Which lines have the string "limits"? Copy all of them from the entries below.

Entries shown =
————

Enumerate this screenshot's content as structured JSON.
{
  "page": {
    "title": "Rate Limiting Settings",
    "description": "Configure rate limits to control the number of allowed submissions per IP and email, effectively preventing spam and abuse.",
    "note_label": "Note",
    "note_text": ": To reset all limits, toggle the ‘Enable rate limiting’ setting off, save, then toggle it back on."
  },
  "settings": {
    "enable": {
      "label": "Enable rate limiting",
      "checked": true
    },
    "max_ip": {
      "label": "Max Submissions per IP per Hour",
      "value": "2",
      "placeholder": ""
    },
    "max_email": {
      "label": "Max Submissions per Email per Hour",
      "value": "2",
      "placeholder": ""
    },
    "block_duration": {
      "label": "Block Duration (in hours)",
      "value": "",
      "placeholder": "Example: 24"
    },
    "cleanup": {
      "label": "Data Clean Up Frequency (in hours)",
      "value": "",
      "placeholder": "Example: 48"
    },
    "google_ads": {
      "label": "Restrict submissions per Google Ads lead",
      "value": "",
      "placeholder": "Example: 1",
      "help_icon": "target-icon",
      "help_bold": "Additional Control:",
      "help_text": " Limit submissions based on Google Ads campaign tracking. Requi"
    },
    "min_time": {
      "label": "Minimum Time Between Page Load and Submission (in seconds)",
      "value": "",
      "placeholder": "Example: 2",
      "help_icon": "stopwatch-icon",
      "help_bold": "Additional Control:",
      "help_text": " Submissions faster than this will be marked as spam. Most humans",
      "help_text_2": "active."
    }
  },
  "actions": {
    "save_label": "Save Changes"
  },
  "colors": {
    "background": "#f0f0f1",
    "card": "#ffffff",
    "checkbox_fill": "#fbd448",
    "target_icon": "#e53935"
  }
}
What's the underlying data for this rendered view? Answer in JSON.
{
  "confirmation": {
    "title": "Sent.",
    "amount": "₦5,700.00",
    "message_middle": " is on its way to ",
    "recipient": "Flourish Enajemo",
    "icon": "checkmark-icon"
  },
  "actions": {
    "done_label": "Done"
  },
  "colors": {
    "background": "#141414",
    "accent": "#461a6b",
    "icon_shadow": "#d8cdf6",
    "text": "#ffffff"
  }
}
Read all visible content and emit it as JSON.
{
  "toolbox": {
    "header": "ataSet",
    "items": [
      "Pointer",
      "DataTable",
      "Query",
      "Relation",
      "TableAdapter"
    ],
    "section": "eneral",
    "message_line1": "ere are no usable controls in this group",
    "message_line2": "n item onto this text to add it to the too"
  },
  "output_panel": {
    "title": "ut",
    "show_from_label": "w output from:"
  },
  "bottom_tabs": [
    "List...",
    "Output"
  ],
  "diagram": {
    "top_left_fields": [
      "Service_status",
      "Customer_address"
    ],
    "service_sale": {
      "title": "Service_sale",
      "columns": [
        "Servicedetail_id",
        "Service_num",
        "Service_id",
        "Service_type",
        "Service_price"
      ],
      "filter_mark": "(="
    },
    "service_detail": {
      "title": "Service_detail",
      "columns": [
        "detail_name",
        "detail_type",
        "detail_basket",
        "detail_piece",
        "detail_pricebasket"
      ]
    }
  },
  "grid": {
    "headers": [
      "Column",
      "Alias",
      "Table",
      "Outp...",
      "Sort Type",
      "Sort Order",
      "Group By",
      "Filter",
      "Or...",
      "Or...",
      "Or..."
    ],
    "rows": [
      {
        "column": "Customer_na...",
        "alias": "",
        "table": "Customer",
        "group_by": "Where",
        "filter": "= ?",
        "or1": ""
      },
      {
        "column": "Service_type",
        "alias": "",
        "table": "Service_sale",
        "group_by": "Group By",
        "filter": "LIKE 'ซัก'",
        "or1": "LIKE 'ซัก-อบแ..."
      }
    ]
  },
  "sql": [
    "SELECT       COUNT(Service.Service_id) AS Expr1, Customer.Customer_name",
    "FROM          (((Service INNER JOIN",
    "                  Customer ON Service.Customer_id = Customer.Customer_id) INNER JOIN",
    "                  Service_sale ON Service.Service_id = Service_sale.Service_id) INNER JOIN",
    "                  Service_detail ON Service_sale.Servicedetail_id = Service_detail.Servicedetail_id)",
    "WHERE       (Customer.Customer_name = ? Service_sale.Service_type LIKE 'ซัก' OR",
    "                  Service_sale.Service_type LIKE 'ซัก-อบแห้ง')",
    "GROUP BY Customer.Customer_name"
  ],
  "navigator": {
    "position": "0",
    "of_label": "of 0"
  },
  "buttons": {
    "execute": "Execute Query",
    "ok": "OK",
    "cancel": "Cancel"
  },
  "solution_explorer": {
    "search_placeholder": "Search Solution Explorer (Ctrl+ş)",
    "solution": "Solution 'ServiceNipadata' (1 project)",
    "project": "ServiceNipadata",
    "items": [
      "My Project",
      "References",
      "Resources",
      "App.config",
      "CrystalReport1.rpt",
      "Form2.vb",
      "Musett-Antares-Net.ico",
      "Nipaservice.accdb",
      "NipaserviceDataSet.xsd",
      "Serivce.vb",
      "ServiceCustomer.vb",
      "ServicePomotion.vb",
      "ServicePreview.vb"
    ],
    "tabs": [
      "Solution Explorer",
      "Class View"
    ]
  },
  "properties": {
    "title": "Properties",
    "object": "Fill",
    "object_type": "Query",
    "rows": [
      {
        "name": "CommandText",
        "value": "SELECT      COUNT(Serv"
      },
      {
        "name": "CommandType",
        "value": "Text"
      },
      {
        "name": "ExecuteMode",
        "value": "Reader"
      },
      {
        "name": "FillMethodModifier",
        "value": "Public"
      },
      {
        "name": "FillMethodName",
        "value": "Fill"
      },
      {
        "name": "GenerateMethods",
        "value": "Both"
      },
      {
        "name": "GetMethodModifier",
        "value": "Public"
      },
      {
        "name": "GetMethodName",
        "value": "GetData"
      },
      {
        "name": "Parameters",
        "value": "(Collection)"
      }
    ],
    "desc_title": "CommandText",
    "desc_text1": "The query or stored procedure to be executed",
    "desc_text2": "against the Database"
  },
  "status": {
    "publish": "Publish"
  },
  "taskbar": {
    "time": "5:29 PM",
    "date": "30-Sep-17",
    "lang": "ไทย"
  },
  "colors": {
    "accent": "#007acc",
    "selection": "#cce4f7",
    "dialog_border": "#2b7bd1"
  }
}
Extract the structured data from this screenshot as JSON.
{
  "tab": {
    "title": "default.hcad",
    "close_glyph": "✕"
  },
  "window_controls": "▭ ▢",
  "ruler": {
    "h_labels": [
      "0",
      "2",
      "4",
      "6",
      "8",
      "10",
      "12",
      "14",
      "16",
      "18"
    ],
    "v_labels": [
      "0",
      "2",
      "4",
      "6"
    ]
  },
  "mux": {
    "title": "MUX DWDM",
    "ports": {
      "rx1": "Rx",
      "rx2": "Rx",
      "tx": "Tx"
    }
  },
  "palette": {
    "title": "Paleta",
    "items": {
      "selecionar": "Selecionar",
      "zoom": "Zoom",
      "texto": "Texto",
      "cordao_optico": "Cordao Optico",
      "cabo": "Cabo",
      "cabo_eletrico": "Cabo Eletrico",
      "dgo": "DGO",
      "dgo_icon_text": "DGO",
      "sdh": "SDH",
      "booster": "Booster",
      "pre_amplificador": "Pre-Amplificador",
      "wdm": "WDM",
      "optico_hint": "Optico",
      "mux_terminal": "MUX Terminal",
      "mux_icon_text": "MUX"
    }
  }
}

————

Solution for this task =
    "description": "Configure rate limits to control the number of allowed submissions per IP and email, effectively preventing spam and abuse.",
    "note_text": ": To reset all limits, toggle the ‘Enable rate limiting’ setting off, save, then toggle it back on."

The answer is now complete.